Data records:
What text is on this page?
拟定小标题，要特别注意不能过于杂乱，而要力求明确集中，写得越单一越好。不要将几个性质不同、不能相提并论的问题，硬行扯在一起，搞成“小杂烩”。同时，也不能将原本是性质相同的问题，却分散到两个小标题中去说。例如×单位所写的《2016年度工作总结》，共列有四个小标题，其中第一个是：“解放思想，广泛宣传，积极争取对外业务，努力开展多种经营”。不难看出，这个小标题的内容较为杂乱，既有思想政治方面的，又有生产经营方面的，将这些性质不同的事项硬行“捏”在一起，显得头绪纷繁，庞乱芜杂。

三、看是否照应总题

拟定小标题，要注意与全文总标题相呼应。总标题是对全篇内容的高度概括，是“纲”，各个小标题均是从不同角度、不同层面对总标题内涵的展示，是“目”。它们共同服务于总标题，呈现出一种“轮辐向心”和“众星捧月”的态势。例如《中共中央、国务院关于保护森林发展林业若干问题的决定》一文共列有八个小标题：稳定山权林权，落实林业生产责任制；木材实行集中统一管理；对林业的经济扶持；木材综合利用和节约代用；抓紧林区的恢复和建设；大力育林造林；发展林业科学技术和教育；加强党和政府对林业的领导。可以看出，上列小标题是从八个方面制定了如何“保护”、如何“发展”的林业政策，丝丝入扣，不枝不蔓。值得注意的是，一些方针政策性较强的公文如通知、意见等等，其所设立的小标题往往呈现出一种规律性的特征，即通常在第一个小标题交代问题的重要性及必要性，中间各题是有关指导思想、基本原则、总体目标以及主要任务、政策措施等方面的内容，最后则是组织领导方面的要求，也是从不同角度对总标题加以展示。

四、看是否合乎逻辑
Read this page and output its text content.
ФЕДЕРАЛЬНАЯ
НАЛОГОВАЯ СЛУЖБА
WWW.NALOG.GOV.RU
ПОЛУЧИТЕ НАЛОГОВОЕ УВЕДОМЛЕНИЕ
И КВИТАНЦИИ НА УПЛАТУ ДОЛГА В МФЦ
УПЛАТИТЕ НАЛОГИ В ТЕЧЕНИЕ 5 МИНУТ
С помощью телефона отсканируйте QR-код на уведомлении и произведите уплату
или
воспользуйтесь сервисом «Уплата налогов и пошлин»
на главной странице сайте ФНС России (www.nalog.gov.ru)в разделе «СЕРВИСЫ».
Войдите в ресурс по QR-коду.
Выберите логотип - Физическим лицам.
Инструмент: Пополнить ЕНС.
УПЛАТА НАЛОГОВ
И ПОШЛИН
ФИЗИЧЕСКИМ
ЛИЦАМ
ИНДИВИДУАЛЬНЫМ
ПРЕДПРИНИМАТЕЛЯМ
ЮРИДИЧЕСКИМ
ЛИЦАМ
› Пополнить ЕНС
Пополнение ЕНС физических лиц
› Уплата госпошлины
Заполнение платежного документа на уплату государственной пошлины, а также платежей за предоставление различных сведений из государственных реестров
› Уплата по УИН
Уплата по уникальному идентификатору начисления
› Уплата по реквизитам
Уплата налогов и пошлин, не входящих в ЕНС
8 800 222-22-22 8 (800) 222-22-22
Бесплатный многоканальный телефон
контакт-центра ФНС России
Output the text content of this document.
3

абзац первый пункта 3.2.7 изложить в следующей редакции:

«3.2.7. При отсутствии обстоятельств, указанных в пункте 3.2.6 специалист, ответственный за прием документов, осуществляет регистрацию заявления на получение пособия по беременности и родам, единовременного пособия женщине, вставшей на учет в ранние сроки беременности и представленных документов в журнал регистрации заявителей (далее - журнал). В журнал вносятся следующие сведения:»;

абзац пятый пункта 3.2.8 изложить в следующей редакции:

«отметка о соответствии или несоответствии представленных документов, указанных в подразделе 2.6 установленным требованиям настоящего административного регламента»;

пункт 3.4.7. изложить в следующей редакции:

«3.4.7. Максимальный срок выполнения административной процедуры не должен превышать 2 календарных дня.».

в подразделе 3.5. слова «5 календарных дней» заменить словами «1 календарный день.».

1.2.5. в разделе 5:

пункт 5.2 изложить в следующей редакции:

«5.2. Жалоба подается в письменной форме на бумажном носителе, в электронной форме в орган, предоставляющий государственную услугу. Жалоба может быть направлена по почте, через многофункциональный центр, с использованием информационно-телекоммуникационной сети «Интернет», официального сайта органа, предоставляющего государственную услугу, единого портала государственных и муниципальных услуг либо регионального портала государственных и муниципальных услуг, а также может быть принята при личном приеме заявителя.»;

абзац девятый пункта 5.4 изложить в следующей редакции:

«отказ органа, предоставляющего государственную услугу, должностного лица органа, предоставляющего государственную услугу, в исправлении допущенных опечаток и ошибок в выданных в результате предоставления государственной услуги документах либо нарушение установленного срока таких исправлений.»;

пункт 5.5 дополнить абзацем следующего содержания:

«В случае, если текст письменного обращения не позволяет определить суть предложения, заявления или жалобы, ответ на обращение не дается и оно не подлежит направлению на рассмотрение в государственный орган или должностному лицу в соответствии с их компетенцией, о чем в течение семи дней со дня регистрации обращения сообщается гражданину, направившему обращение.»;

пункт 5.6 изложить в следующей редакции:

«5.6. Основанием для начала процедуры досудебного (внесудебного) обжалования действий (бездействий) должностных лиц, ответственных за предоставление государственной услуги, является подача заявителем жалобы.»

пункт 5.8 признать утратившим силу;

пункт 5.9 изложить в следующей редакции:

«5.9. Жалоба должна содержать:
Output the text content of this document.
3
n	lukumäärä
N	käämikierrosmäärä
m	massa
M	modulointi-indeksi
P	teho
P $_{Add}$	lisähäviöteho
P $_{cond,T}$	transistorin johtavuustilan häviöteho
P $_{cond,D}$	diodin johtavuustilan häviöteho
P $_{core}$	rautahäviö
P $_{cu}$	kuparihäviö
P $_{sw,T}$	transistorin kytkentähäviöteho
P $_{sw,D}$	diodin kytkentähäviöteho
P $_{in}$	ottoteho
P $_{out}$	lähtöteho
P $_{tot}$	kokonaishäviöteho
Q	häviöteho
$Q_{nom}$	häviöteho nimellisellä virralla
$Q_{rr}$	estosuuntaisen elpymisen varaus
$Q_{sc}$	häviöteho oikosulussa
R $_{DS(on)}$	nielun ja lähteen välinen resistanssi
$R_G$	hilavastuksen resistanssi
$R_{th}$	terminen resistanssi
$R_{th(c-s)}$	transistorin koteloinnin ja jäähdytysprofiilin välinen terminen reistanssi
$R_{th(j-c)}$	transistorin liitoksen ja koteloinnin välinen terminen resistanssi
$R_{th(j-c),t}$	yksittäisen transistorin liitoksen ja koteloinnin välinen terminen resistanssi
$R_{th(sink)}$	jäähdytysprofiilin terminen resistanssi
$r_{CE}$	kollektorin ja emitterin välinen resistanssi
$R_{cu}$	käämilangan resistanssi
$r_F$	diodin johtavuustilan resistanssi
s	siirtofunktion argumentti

• [WHAT TO PRODUCE]: Look through the data and gather every line with the string "kytkentähäviöteho" in it.

• [FINISHED TASK]:
P $_{sw,T}$	transistorin kytkentähäviöteho
P $_{sw,D}$	diodin kytkentähäviöteho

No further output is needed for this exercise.